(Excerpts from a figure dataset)
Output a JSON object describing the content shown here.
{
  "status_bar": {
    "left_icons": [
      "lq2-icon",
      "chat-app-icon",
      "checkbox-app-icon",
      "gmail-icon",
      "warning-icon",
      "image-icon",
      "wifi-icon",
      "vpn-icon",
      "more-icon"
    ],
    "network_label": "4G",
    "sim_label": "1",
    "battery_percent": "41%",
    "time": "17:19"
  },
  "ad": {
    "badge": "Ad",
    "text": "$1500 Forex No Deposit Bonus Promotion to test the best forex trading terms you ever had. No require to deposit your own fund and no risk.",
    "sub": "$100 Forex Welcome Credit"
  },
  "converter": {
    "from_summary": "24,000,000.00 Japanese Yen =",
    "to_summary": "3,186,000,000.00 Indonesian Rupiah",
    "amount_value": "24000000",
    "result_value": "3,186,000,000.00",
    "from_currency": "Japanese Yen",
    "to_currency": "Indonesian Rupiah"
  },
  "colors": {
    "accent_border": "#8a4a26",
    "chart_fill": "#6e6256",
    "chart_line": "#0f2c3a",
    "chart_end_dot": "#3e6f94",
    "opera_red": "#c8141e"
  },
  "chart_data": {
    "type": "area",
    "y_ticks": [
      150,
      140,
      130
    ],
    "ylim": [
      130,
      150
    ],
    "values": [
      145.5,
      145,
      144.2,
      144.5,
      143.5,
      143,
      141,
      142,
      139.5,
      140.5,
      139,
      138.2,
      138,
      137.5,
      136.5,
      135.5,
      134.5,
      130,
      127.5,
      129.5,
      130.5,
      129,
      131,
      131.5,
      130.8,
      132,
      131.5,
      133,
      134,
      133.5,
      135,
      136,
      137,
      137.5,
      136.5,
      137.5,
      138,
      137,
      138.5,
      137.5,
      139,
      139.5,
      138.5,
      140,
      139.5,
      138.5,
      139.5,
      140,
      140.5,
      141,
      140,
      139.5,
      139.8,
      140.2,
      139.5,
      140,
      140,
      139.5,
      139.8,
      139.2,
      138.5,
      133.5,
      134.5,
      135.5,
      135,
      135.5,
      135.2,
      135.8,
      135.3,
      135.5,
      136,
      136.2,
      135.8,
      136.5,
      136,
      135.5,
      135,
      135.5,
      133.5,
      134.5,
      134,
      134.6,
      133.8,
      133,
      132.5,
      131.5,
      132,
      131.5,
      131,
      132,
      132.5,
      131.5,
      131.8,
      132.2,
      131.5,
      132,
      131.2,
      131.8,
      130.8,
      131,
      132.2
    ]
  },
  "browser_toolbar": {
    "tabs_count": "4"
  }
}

## Exercise aim
Reproduce the listing in full. Keep it exactly as written.

## Solution to this exercise
Output a JSON object describing the content shown here.
{
  "status_bar": {
    "left_icons": [
      "lq2-icon",
      "chat-app-icon",
      "checkbox-app-icon",
      "gmail-icon",
      "warning-icon",
      "image-icon",
      "wifi-icon",
      "vpn-icon",
      "more-icon"
    ],
    "network_label": "4G",
    "sim_label": "1",
    "battery_percent": "41%",
    "time": "17:19"
  },
  "ad": {
    "badge": "Ad",
    "text": "$1500 Forex No Deposit Bonus Promotion to test the best forex trading terms you ever had. No require to deposit your own fund and no risk.",
    "sub": "$100 Forex Welcome Credit"
  },
  "converter": {
    "from_summary": "24,000,000.00 Japanese Yen =",
    "to_summary": "3,186,000,000.00 Indonesian Rupiah",
    "amount_value": "24000000",
    "result_value": "3,186,000,000.00",
    "from_currency": "Japanese Yen",
    "to_currency": "Indonesian Rupiah"
  },
  "colors": {
    "accent_border": "#8a4a26",
    "chart_fill": "#6e6256",
    "chart_line": "#0f2c3a",
    "chart_end_dot": "#3e6f94",
    "opera_red": "#c8141e"
  },
  "chart_data": {
    "type": "area",
    "y_ticks": [
      150,
      140,
      130
    ],
    "ylim": [
      130,
      150
    ],
    "values": [
      145.5,
      145,
      144.2,
      144.5,
      143.5,
      143,
      141,
      142,
      139.5,
      140.5,
      139,
      138.2,
      138,
      137.5,
      136.5,
      135.5,
      134.5,
      130,
      127.5,
      129.5,
      130.5,
      129,
      131,
      131.5,
      130.8,
      132,
      131.5,
      133,
      134,
      133.5,
      135,
      136,
      137,
      137.5,
      136.5,
      137.5,
      138,
      137,
      138.5,
      137.5,
      139,
      139.5,
      138.5,
      140,
      139.5,
      138.5,
      139.5,
      140,
      140.5,
      141,
      140,
      139.5,
      139.8,
      140.2,
      139.5,
      140,
      140,
      139.5,
      139.8,
      139.2,
      138.5,
      133.5,
      134.5,
      135.5,
      135,
      135.5,
      135.2,
      135.8,
      135.3,
      135.5,
      136,
      136.2,
      135.8,
      136.5,
      136,
      135.5,
      135,
      135.5,
      133.5,
      134.5,
      134,
      134.6,
      133.8,
      133,
      132.5,
      131.5,
      132,
      131.5,
      131,
      132,
      132.5,
      131.5,
      131.8,
      132.2,
      131.5,
      132,
      131.2,
      131.8,
      130.8,
      131,
      132.2
    ]
  },
  "browser_toolbar": {
    "tabs_count": "4"
  }
}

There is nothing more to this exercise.